▶ **Exercise brief**
Exclude images, then output the remaining data verbatim.

▶ **Records from a dataset**
------------------------------------

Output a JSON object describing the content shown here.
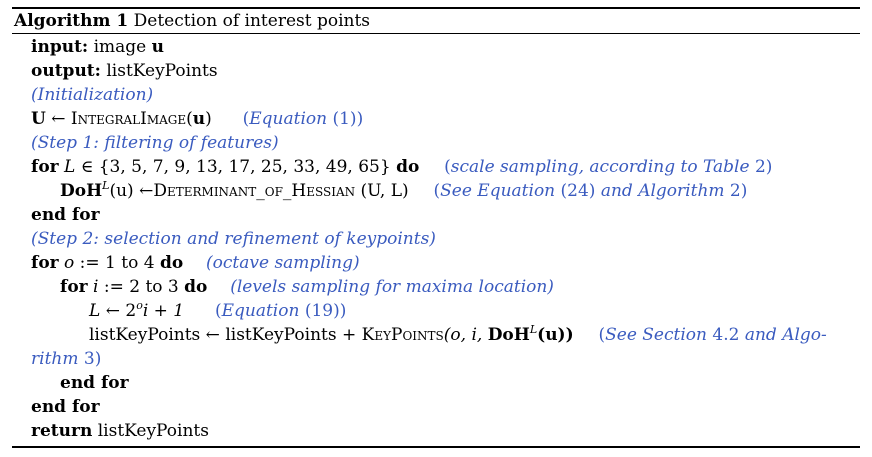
{
  "caption": {
    "number": "Algorithm 1",
    "title": "Detection of interest points"
  },
  "lines": [
    {
      "kw": "input:",
      "text": "image",
      "var": "u"
    },
    {
      "kw": "output:",
      "text": "listKeyPoints"
    },
    {
      "comment": "(Initialization)"
    },
    {
      "lhs": "U",
      "arrow": "←",
      "func": "IntegralImage",
      "arg": "u",
      "comment_open": "(",
      "comment_em": "Equation",
      "comment_ref": "(1)",
      "comment_close": ")"
    },
    {
      "comment": "(Step 1: filtering of features)"
    },
    {
      "kw": "for",
      "var": "L",
      "set_text": "∈ {3, 5, 7, 9, 13, 17, 25, 33, 49, 65}",
      "kw_end": "do",
      "comment_open": "(",
      "comment_em": "scale sampling, according to Table",
      "comment_ref": "2",
      "comment_close": ")"
    },
    {
      "lhs": "DoH",
      "sup": "L",
      "lhs_arg": "(u)",
      "arrow": "←",
      "func": "Determinant_of_Hessian",
      "args": "(U, L)",
      "comment_open": "(",
      "comment_em": "See Equation",
      "comment_ref": "(24)",
      "comment_em2": "and Algorithm",
      "comment_ref2": "2",
      "comment_close": ")"
    },
    {
      "kw": "end for"
    },
    {
      "comment": "(Step 2: selection and refinement of keypoints)"
    },
    {
      "kw": "for",
      "var": "o",
      "assign": ":= 1 to 4",
      "kw_end": "do",
      "comment": "(octave sampling)"
    },
    {
      "kw": "for",
      "var": "i",
      "assign": ":= 2 to 3",
      "kw_end": "do",
      "comment": "(levels sampling for maxima location)"
    },
    {
      "lhs": "L",
      "arrow": "←",
      "expr_base": "2",
      "expr_sup": "o",
      "expr_rest": "i + 1",
      "comment_open": "(",
      "comment_em": "Equation",
      "comment_ref": "(19)",
      "comment_close": ")"
    },
    {
      "text": "listKeyPoints ← listKeyPoints +",
      "func": "KeyPoints",
      "args_open": "(o, i,",
      "arg_b": "DoH",
      "arg_sup": "L",
      "args_close": "(u))",
      "comment_open": "(",
      "comment_em": "See Section",
      "comment_ref": "4.2",
      "comment_em2": "and Algo-"
    },
    {
      "comment_wrap": "rithm",
      "comment_ref": "3",
      "comment_close": ")"
    },
    {
      "kw": "end for"
    },
    {
      "kw": "end for"
    },
    {
      "kw": "return",
      "text": "listKeyPoints"
    }
  ]
}
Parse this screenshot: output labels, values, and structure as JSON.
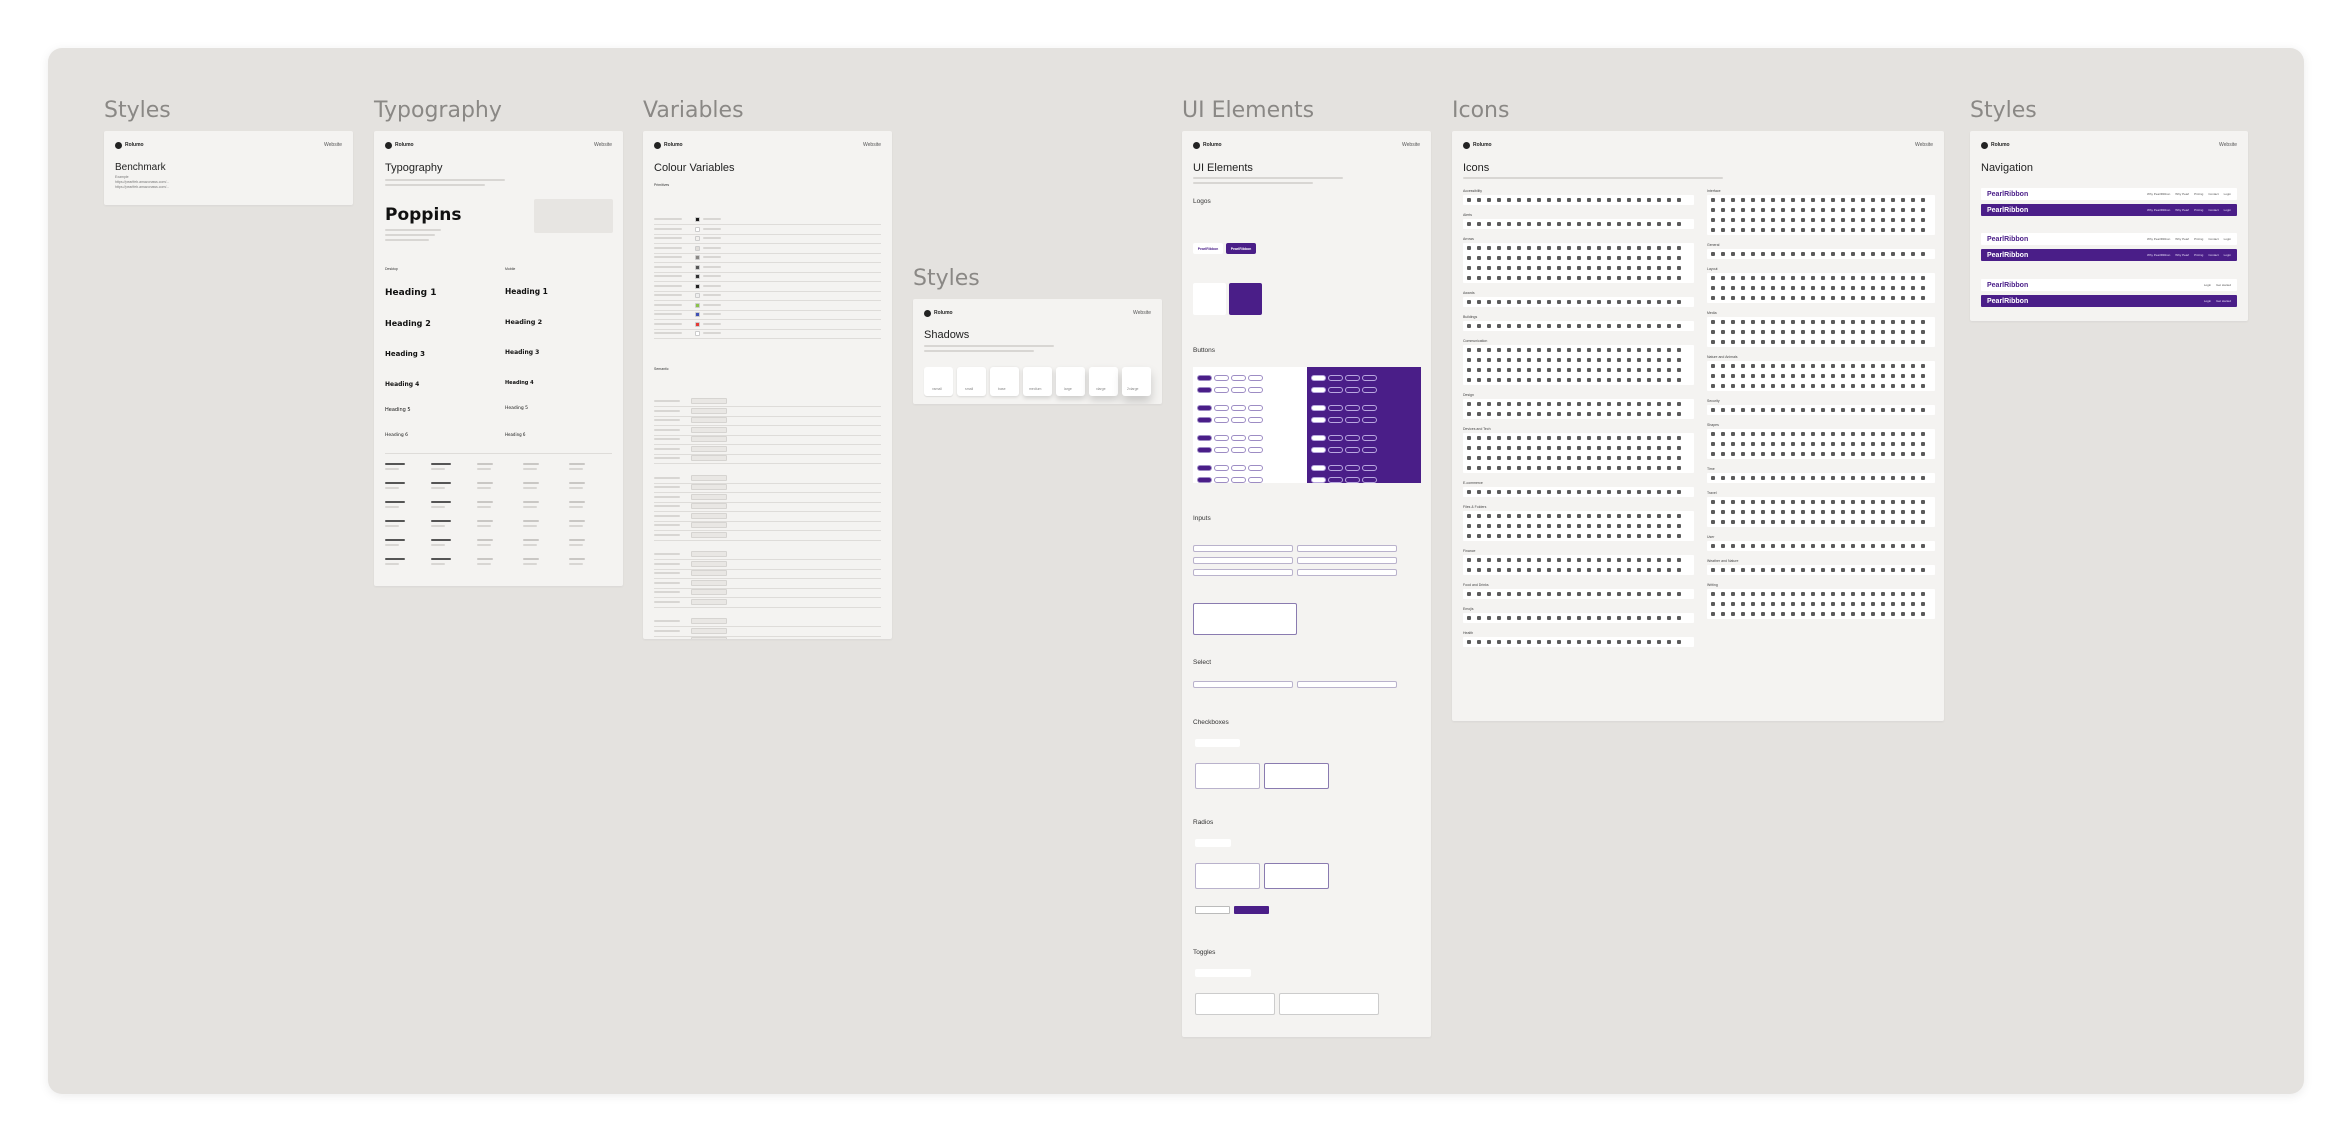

------------------------------------

▶ **Result**
Output a JSON object describing the content shown here.
{
  "caption": {
    "number": "Algorithm 1",
    "title": "Detection of interest points"
  },
  "lines": [
    {
      "kw": "input:",
      "text": "image",
      "var": "u"
    },
    {
      "kw": "output:",
      "text": "listKeyPoints"
    },
    {
      "comment": "(Initialization)"
    },
    {
      "lhs": "U",
      "arrow": "←",
      "func": "IntegralImage",
      "arg": "u",
      "comment_open": "(",
      "comment_em": "Equation",
      "comment_ref": "(1)",
      "comment_close": ")"
    },
    {
      "comment": "(Step 1: filtering of features)"
    },
    {
      "kw": "for",
      "var": "L",
      "set_text": "∈ {3, 5, 7, 9, 13, 17, 25, 33, 49, 65}",
      "kw_end": "do",
      "comment_open": "(",
      "comment_em": "scale sampling, according to Table",
      "comment_ref": "2",
      "comment_close": ")"
    },
    {
      "lhs": "DoH",
      "sup": "L",
      "lhs_arg": "(u)",
      "arrow": "←",
      "func": "Determinant_of_Hessian",
      "args": "(U, L)",
      "comment_open": "(",
      "comment_em": "See Equation",
      "comment_ref": "(24)",
      "comment_em2": "and Algorithm",
      "comment_ref2": "2",
      "comment_close": ")"
    },
    {
      "kw": "end for"
    },
    {
      "comment": "(Step 2: selection and refinement of keypoints)"
    },
    {
      "kw": "for",
      "var": "o",
      "assign": ":= 1 to 4",
      "kw_end": "do",
      "comment": "(octave sampling)"
    },
    {
      "kw": "for",
      "var": "i",
      "assign": ":= 2 to 3",
      "kw_end": "do",
      "comment": "(levels sampling for maxima location)"
    },
    {
      "lhs": "L",
      "arrow": "←",
      "expr_base": "2",
      "expr_sup": "o",
      "expr_rest": "i + 1",
      "comment_open": "(",
      "comment_em": "Equation",
      "comment_ref": "(19)",
      "comment_close": ")"
    },
    {
      "text": "listKeyPoints ← listKeyPoints +",
      "func": "KeyPoints",
      "args_open": "(o, i,",
      "arg_b": "DoH",
      "arg_sup": "L",
      "args_close": "(u))",
      "comment_open": "(",
      "comment_em": "See Section",
      "comment_ref": "4.2",
      "comment_em2": "and Algo-"
    },
    {
      "comment_wrap": "rithm",
      "comment_ref": "3",
      "comment_close": ")"
    },
    {
      "kw": "end for"
    },
    {
      "kw": "end for"
    },
    {
      "kw": "return",
      "text": "listKeyPoints"
    }
  ]
}
Parse this screenshot: output labels, values, and structure as JSON.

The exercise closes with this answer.